Dataset rows about figures:
============================================================

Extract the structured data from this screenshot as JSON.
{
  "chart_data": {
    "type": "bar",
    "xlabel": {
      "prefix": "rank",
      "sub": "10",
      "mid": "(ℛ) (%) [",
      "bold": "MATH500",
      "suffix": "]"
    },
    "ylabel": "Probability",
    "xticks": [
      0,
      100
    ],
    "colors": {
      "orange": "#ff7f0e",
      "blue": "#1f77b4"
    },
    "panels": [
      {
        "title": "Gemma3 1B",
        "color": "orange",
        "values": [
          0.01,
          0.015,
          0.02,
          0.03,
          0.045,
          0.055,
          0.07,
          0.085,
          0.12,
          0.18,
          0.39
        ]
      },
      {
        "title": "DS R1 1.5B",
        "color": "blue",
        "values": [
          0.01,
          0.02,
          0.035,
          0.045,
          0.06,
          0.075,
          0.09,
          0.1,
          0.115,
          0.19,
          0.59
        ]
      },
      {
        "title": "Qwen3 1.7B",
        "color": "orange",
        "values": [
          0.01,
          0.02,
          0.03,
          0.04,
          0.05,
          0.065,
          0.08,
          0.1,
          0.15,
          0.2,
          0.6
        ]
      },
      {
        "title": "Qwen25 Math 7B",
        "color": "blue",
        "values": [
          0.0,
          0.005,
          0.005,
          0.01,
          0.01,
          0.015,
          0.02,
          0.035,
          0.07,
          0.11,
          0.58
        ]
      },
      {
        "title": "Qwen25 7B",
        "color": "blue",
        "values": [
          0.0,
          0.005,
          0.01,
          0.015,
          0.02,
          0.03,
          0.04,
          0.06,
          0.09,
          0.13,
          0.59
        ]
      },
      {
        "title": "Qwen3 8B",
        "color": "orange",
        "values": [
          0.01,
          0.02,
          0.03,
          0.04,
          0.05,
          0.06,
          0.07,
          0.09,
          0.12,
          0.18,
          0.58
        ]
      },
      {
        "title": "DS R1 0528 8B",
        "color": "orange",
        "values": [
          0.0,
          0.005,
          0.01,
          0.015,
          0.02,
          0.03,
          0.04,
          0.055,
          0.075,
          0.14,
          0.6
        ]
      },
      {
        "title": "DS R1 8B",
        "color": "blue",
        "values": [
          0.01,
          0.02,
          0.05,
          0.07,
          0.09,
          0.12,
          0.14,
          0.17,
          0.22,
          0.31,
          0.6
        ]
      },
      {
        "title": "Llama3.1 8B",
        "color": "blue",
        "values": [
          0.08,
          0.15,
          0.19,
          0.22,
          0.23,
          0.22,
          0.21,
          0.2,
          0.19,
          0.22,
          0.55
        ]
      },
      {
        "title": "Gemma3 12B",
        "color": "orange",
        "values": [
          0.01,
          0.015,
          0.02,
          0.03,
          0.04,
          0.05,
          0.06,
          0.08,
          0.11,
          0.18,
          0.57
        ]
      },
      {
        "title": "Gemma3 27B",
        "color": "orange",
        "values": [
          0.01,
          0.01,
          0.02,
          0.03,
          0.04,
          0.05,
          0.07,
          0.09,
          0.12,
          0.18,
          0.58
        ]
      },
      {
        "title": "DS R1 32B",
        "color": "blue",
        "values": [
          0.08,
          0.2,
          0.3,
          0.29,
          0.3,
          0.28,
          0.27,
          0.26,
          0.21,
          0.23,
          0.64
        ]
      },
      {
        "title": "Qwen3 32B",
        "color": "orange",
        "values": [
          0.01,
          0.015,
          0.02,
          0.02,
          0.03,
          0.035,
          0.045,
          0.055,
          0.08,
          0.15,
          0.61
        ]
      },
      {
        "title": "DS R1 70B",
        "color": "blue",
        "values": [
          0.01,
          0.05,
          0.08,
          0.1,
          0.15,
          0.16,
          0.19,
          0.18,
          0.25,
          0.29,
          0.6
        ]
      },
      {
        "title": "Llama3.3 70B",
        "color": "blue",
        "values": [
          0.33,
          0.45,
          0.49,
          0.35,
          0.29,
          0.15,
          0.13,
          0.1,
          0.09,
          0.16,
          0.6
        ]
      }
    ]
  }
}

============================================================

*Your goal*.
Give the complete listing a second time, exactly as it reads.

*Solution to this problem*.
Extract the structured data from this screenshot as JSON.
{
  "chart_data": {
    "type": "bar",
    "xlabel": {
      "prefix": "rank",
      "sub": "10",
      "mid": "(ℛ) (%) [",
      "bold": "MATH500",
      "suffix": "]"
    },
    "ylabel": "Probability",
    "xticks": [
      0,
      100
    ],
    "colors": {
      "orange": "#ff7f0e",
      "blue": "#1f77b4"
    },
    "panels": [
      {
        "title": "Gemma3 1B",
        "color": "orange",
        "values": [
          0.01,
          0.015,
          0.02,
          0.03,
          0.045,
          0.055,
          0.07,
          0.085,
          0.12,
          0.18,
          0.39
        ]
      },
      {
        "title": "DS R1 1.5B",
        "color": "blue",
        "values": [
          0.01,
          0.02,
          0.035,
          0.045,
          0.06,
          0.075,
          0.09,
          0.1,
          0.115,
          0.19,
          0.59
        ]
      },
      {
        "title": "Qwen3 1.7B",
        "color": "orange",
        "values": [
          0.01,
          0.02,
          0.03,
          0.04,
          0.05,
          0.065,
          0.08,
          0.1,
          0.15,
          0.2,
          0.6
        ]
      },
      {
        "title": "Qwen25 Math 7B",
        "color": "blue",
        "values": [
          0.0,
          0.005,
          0.005,
          0.01,
          0.01,
          0.015,
          0.02,
          0.035,
          0.07,
          0.11,
          0.58
        ]
      },
      {
        "title": "Qwen25 7B",
        "color": "blue",
        "values": [
          0.0,
          0.005,
          0.01,
          0.015,
          0.02,
          0.03,
          0.04,
          0.06,
          0.09,
          0.13,
          0.59
        ]
      },
      {
        "title": "Qwen3 8B",
        "color": "orange",
        "values": [
          0.01,
          0.02,
          0.03,
          0.04,
          0.05,
          0.06,
          0.07,
          0.09,
          0.12,
          0.18,
          0.58
        ]
      },
      {
        "title": "DS R1 0528 8B",
        "color": "orange",
        "values": [
          0.0,
          0.005,
          0.01,
          0.015,
          0.02,
          0.03,
          0.04,
          0.055,
          0.075,
          0.14,
          0.6
        ]
      },
      {
        "title": "DS R1 8B",
        "color": "blue",
        "values": [
          0.01,
          0.02,
          0.05,
          0.07,
          0.09,
          0.12,
          0.14,
          0.17,
          0.22,
          0.31,
          0.6
        ]
      },
      {
        "title": "Llama3.1 8B",
        "color": "blue",
        "values": [
          0.08,
          0.15,
          0.19,
          0.22,
          0.23,
          0.22,
          0.21,
          0.2,
          0.19,
          0.22,
          0.55
        ]
      },
      {
        "title": "Gemma3 12B",
        "color": "orange",
        "values": [
          0.01,
          0.015,
          0.02,
          0.03,
          0.04,
          0.05,
          0.06,
          0.08,
          0.11,
          0.18,
          0.57
        ]
      },
      {
        "title": "Gemma3 27B",
        "color": "orange",
        "values": [
          0.01,
          0.01,
          0.02,
          0.03,
          0.04,
          0.05,
          0.07,
          0.09,
          0.12,
          0.18,
          0.58
        ]
      },
      {
        "title": "DS R1 32B",
        "color": "blue",
        "values": [
          0.08,
          0.2,
          0.3,
          0.29,
          0.3,
          0.28,
          0.27,
          0.26,
          0.21,
          0.23,
          0.64
        ]
      },
      {
        "title": "Qwen3 32B",
        "color": "orange",
        "values": [
          0.01,
          0.015,
          0.02,
          0.02,
          0.03,
          0.035,
          0.045,
          0.055,
          0.08,
          0.15,
          0.61
        ]
      },
      {
        "title": "DS R1 70B",
        "color": "blue",
        "values": [
          0.01,
          0.05,
          0.08,
          0.1,
          0.15,
          0.16,
          0.19,
          0.18,
          0.25,
          0.29,
          0.6
        ]
      },
      {
        "title": "Llama3.3 70B",
        "color": "blue",
        "values": [
          0.33,
          0.45,
          0.49,
          0.35,
          0.29,
          0.15,
          0.13,
          0.1,
          0.09,
          0.16,
          0.6
        ]
      }
    ]
  }
}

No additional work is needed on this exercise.